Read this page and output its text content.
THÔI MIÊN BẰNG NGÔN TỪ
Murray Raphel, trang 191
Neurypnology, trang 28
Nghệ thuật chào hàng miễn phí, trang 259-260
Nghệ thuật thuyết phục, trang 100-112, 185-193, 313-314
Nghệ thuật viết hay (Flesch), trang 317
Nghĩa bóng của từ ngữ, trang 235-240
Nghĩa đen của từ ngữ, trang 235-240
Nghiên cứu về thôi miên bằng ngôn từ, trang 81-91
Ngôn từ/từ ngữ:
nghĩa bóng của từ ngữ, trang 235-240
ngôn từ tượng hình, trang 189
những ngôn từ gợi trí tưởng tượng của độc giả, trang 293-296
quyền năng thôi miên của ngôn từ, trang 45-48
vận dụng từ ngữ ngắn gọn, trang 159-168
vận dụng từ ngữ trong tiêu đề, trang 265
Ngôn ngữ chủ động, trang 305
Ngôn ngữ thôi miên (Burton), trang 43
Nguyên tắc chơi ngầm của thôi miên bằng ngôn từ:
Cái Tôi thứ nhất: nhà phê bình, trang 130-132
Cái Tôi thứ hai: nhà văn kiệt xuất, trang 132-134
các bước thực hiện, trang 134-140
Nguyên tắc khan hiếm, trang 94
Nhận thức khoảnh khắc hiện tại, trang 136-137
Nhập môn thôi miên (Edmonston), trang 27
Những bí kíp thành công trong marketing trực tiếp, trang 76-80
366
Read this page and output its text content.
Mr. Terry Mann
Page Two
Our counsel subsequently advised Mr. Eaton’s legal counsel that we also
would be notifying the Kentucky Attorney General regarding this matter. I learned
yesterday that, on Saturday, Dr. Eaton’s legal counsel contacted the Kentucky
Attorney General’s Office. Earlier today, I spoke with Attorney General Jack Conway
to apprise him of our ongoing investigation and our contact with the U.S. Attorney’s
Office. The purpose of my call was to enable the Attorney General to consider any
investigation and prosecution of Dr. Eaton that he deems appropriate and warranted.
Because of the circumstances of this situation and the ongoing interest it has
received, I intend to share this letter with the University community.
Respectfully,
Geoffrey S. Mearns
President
□ □ □ □
PROBLEM DESCRIPTION
Write out the data again, exactly and in full.

WRITTEN REPLY
Read this page and output its text content.
THÔI MIÊN BẰNG NGÔN TỪ
Murray Raphel, trang 191
Neurypnology, trang 28
Nghệ thuật chào hàng miễn phí, trang 259-260
Nghệ thuật thuyết phục, trang 100-112, 185-193, 313-314
Nghệ thuật viết hay (Flesch), trang 317
Nghĩa bóng của từ ngữ, trang 235-240
Nghĩa đen của từ ngữ, trang 235-240
Nghiên cứu về thôi miên bằng ngôn từ, trang 81-91
Ngôn từ/từ ngữ:
nghĩa bóng của từ ngữ, trang 235-240
ngôn từ tượng hình, trang 189
những ngôn từ gợi trí tưởng tượng của độc giả, trang 293-296
quyền năng thôi miên của ngôn từ, trang 45-48
vận dụng từ ngữ ngắn gọn, trang 159-168
vận dụng từ ngữ trong tiêu đề, trang 265
Ngôn ngữ chủ động, trang 305
Ngôn ngữ thôi miên (Burton), trang 43
Nguyên tắc chơi ngầm của thôi miên bằng ngôn từ:
Cái Tôi thứ nhất: nhà phê bình, trang 130-132
Cái Tôi thứ hai: nhà văn kiệt xuất, trang 132-134
các bước thực hiện, trang 134-140
Nguyên tắc khan hiếm, trang 94
Nhận thức khoảnh khắc hiện tại, trang 136-137
Nhập môn thôi miên (Edmonston), trang 27
Những bí kíp thành công trong marketing trực tiếp, trang 76-80
366
Read this page and output its text content.
Mr. Terry Mann
Page Two
Our counsel subsequently advised Mr. Eaton’s legal counsel that we also
would be notifying the Kentucky Attorney General regarding this matter. I learned
yesterday that, on Saturday, Dr. Eaton’s legal counsel contacted the Kentucky
Attorney General’s Office. Earlier today, I spoke with Attorney General Jack Conway
to apprise him of our ongoing investigation and our contact with the U.S. Attorney’s
Office. The purpose of my call was to enable the Attorney General to consider any
investigation and prosecution of Dr. Eaton that he deems appropriate and warranted.
Because of the circumstances of this situation and the ongoing interest it has
received, I intend to share this letter with the University community.
Respectfully,
Geoffrey S. Mearns
President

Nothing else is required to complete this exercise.